▶ _WORK TO COMPLETE_
Copy every entry below exactly as it appears, leaving out the images.

(Beginning of DATA SHOWN)

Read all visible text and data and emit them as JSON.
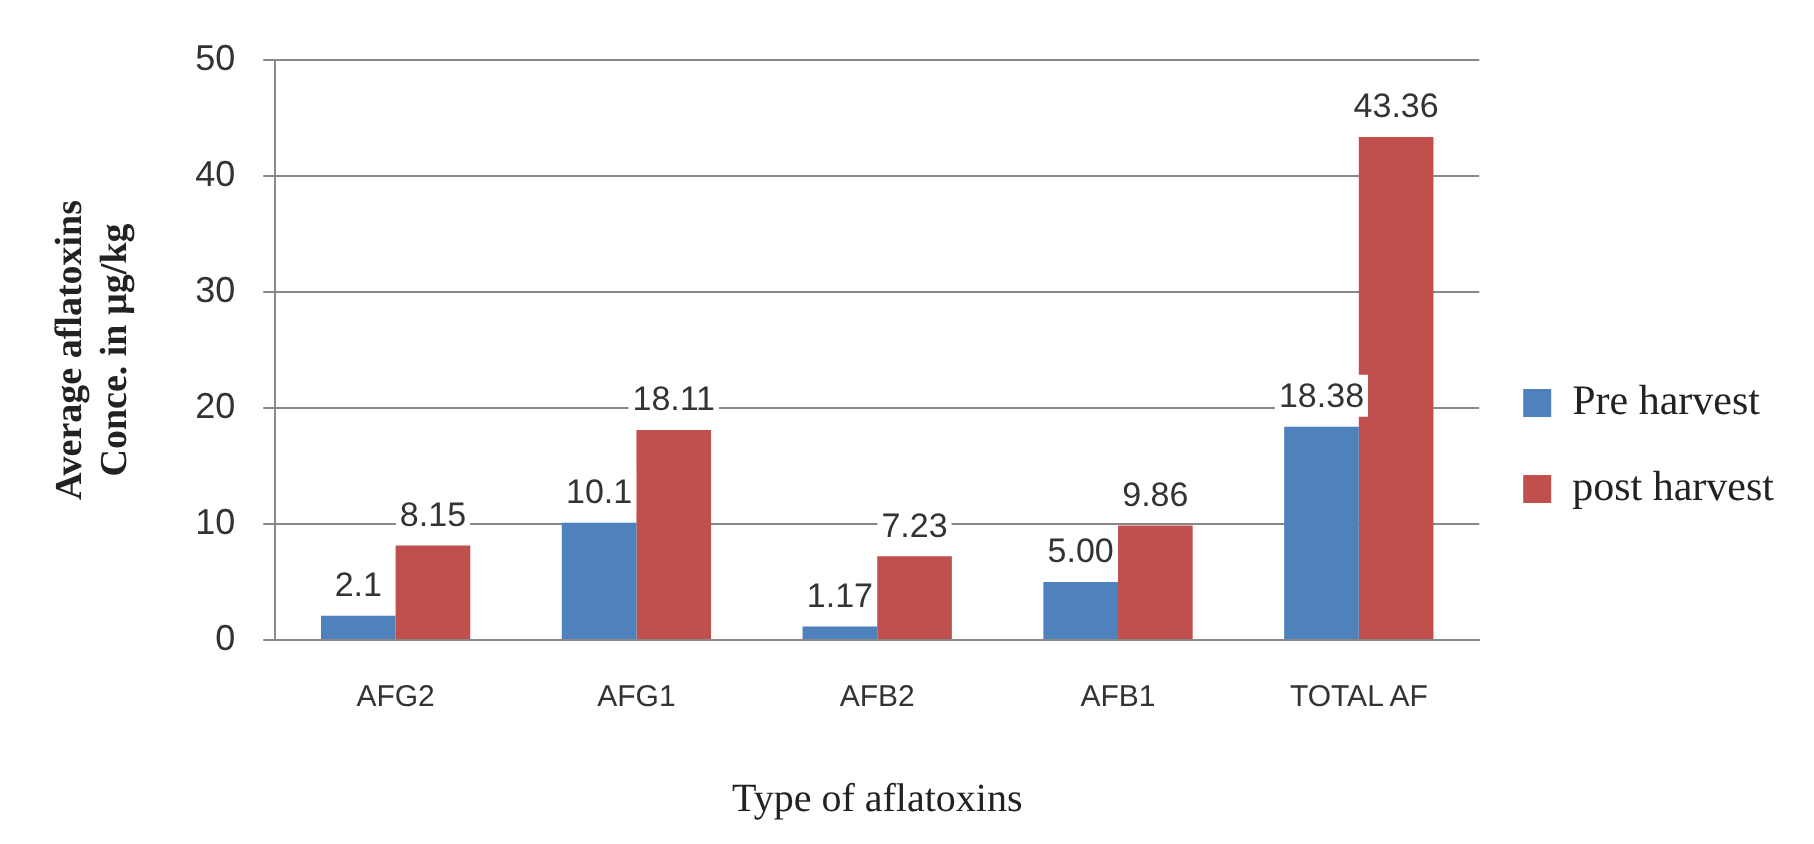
{
  "chart_data": {
    "type": "bar",
    "xlabel": "Type of aflatoxins",
    "ylabel": "Average aflatoxins\nConce. in µg/kg",
    "categories": [
      "AFG2",
      "AFG1",
      "AFB2",
      "AFB1",
      "TOTAL AF"
    ],
    "series": [
      {
        "name": "Pre harvest",
        "color": "#4f81bd",
        "values": [
          2.1,
          10.1,
          1.17,
          5.0,
          18.38
        ],
        "value_labels": [
          "2.1",
          "10.1",
          "1.17",
          "5.00",
          "18.38"
        ]
      },
      {
        "name": "post harvest",
        "color": "#c0504d",
        "values": [
          8.15,
          18.11,
          7.23,
          9.86,
          43.36
        ],
        "value_labels": [
          "8.15",
          "18.11",
          "7.23",
          "9.86",
          "43.36"
        ]
      }
    ],
    "ylim": [
      0,
      50
    ],
    "yticks": [
      0,
      10,
      20,
      30,
      40,
      50
    ],
    "grid": "y",
    "legend": "right"
  }
}
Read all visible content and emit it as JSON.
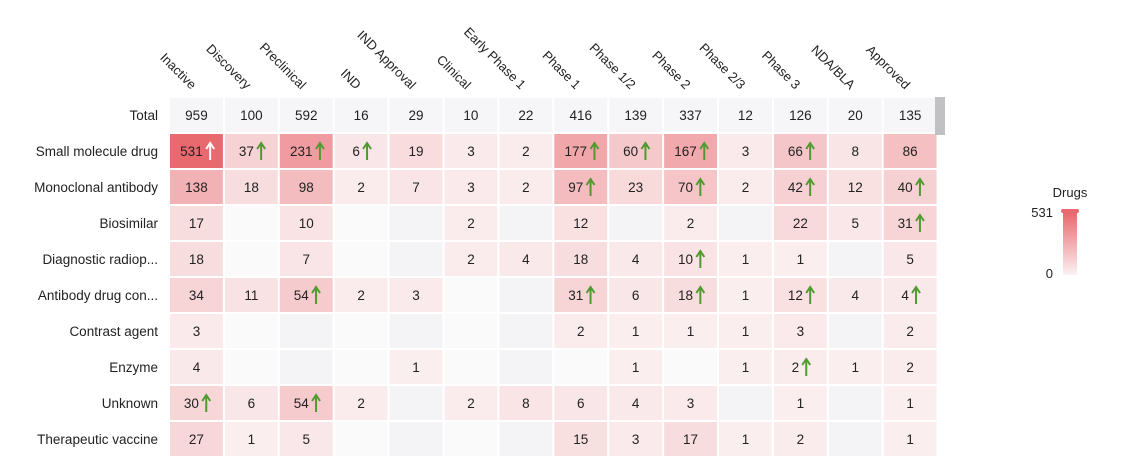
{
  "chart_data": {
    "type": "heatmap",
    "columns": [
      "Inactive",
      "Discovery",
      "Preclinical",
      "IND",
      "IND Approval",
      "Clinical",
      "Early Phase 1",
      "Phase 1",
      "Phase 1/2",
      "Phase 2",
      "Phase 2/3",
      "Phase 3",
      "NDA/BLA",
      "Approved"
    ],
    "rows": [
      {
        "label": "Total",
        "is_total": true,
        "values": [
          959,
          100,
          592,
          16,
          29,
          10,
          22,
          416,
          139,
          337,
          12,
          126,
          20,
          135
        ],
        "trend_up": []
      },
      {
        "label": "Small molecule drug",
        "values": [
          531,
          37,
          231,
          6,
          19,
          3,
          2,
          177,
          60,
          167,
          3,
          66,
          8,
          86
        ],
        "trend_up": [
          0,
          1,
          2,
          3,
          7,
          8,
          9,
          11
        ]
      },
      {
        "label": "Monoclonal antibody",
        "values": [
          138,
          18,
          98,
          2,
          7,
          3,
          2,
          97,
          23,
          70,
          2,
          42,
          12,
          40
        ],
        "trend_up": [
          7,
          9,
          11,
          13
        ]
      },
      {
        "label": "Biosimilar",
        "values": [
          17,
          null,
          10,
          null,
          null,
          2,
          null,
          12,
          null,
          2,
          null,
          22,
          5,
          31
        ],
        "trend_up": [
          13
        ]
      },
      {
        "label": "Diagnostic radiop...",
        "values": [
          18,
          null,
          7,
          null,
          null,
          2,
          4,
          18,
          4,
          10,
          1,
          1,
          null,
          5
        ],
        "trend_up": [
          9
        ]
      },
      {
        "label": "Antibody drug con...",
        "values": [
          34,
          11,
          54,
          2,
          3,
          null,
          null,
          31,
          6,
          18,
          1,
          12,
          4,
          4
        ],
        "trend_up": [
          2,
          7,
          9,
          11,
          13
        ]
      },
      {
        "label": "Contrast agent",
        "values": [
          3,
          null,
          null,
          null,
          null,
          null,
          null,
          2,
          1,
          1,
          1,
          3,
          null,
          2
        ],
        "trend_up": []
      },
      {
        "label": "Enzyme",
        "values": [
          4,
          null,
          null,
          null,
          1,
          null,
          null,
          null,
          1,
          null,
          1,
          2,
          1,
          2
        ],
        "trend_up": [
          11
        ]
      },
      {
        "label": "Unknown",
        "values": [
          30,
          6,
          54,
          2,
          null,
          2,
          8,
          6,
          4,
          3,
          null,
          1,
          null,
          1
        ],
        "trend_up": [
          0,
          2
        ]
      },
      {
        "label": "Therapeutic vaccine",
        "values": [
          27,
          1,
          5,
          null,
          null,
          null,
          null,
          15,
          3,
          17,
          1,
          2,
          null,
          1
        ],
        "trend_up": []
      }
    ],
    "legend": {
      "title": "Drugs",
      "max": 531,
      "min": 0,
      "placement": "right"
    },
    "colors": {
      "high": "#e8696e",
      "low": "#fbf2f3",
      "empty_a": "#fafafa",
      "empty_b": "#f4f4f6",
      "total_bg": "#f6f6f8",
      "arrow": "#4f9a2f",
      "grid": "#ffffff"
    }
  }
}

(End of DATA SHOWN)

▶ _EXERCISE ANSWER_
Read all visible text and data and emit them as JSON.
{
  "chart_data": {
    "type": "bar",
    "xlabel": "Type of aflatoxins",
    "ylabel": "Average aflatoxins\nConce. in µg/kg",
    "categories": [
      "AFG2",
      "AFG1",
      "AFB2",
      "AFB1",
      "TOTAL AF"
    ],
    "series": [
      {
        "name": "Pre harvest",
        "color": "#4f81bd",
        "values": [
          2.1,
          10.1,
          1.17,
          5.0,
          18.38
        ],
        "value_labels": [
          "2.1",
          "10.1",
          "1.17",
          "5.00",
          "18.38"
        ]
      },
      {
        "name": "post harvest",
        "color": "#c0504d",
        "values": [
          8.15,
          18.11,
          7.23,
          9.86,
          43.36
        ],
        "value_labels": [
          "8.15",
          "18.11",
          "7.23",
          "9.86",
          "43.36"
        ]
      }
    ],
    "ylim": [
      0,
      50
    ],
    "yticks": [
      0,
      10,
      20,
      30,
      40,
      50
    ],
    "grid": "y",
    "legend": "right"
  }
}
Read all visible content and emit it as JSON.
{
  "chart_data": {
    "type": "heatmap",
    "columns": [
      "Inactive",
      "Discovery",
      "Preclinical",
      "IND",
      "IND Approval",
      "Clinical",
      "Early Phase 1",
      "Phase 1",
      "Phase 1/2",
      "Phase 2",
      "Phase 2/3",
      "Phase 3",
      "NDA/BLA",
      "Approved"
    ],
    "rows": [
      {
        "label": "Total",
        "is_total": true,
        "values": [
          959,
          100,
          592,
          16,
          29,
          10,
          22,
          416,
          139,
          337,
          12,
          126,
          20,
          135
        ],
        "trend_up": []
      },
      {
        "label": "Small molecule drug",
        "values": [
          531,
          37,
          231,
          6,
          19,
          3,
          2,
          177,
          60,
          167,
          3,
          66,
          8,
          86
        ],
        "trend_up": [
          0,
          1,
          2,
          3,
          7,
          8,
          9,
          11
        ]
      },
      {
        "label": "Monoclonal antibody",
        "values": [
          138,
          18,
          98,
          2,
          7,
          3,
          2,
          97,
          23,
          70,
          2,
          42,
          12,
          40
        ],
        "trend_up": [
          7,
          9,
          11,
          13
        ]
      },
      {
        "label": "Biosimilar",
        "values": [
          17,
          null,
          10,
          null,
          null,
          2,
          null,
          12,
          null,
          2,
          null,
          22,
          5,
          31
        ],
        "trend_up": [
          13
        ]
      },
      {
        "label": "Diagnostic radiop...",
        "values": [
          18,
          null,
          7,
          null,
          null,
          2,
          4,
          18,
          4,
          10,
          1,
          1,
          null,
          5
        ],
        "trend_up": [
          9
        ]
      },
      {
        "label": "Antibody drug con...",
        "values": [
          34,
          11,
          54,
          2,
          3,
          null,
          null,
          31,
          6,
          18,
          1,
          12,
          4,
          4
        ],
        "trend_up": [
          2,
          7,
          9,
          11,
          13
        ]
      },
      {
        "label": "Contrast agent",
        "values": [
          3,
          null,
          null,
          null,
          null,
          null,
          null,
          2,
          1,
          1,
          1,
          3,
          null,
          2
        ],
        "trend_up": []
      },
      {
        "label": "Enzyme",
        "values": [
          4,
          null,
          null,
          null,
          1,
          null,
          null,
          null,
          1,
          null,
          1,
          2,
          1,
          2
        ],
        "trend_up": [
          11
        ]
      },
      {
        "label": "Unknown",
        "values": [
          30,
          6,
          54,
          2,
          null,
          2,
          8,
          6,
          4,
          3,
          null,
          1,
          null,
          1
        ],
        "trend_up": [
          0,
          2
        ]
      },
      {
        "label": "Therapeutic vaccine",
        "values": [
          27,
          1,
          5,
          null,
          null,
          null,
          null,
          15,
          3,
          17,
          1,
          2,
          null,
          1
        ],
        "trend_up": []
      }
    ],
    "legend": {
      "title": "Drugs",
      "max": 531,
      "min": 0,
      "placement": "right"
    },
    "colors": {
      "high": "#e8696e",
      "low": "#fbf2f3",
      "empty_a": "#fafafa",
      "empty_b": "#f4f4f6",
      "total_bg": "#f6f6f8",
      "arrow": "#4f9a2f",
      "grid": "#ffffff"
    }
  }
}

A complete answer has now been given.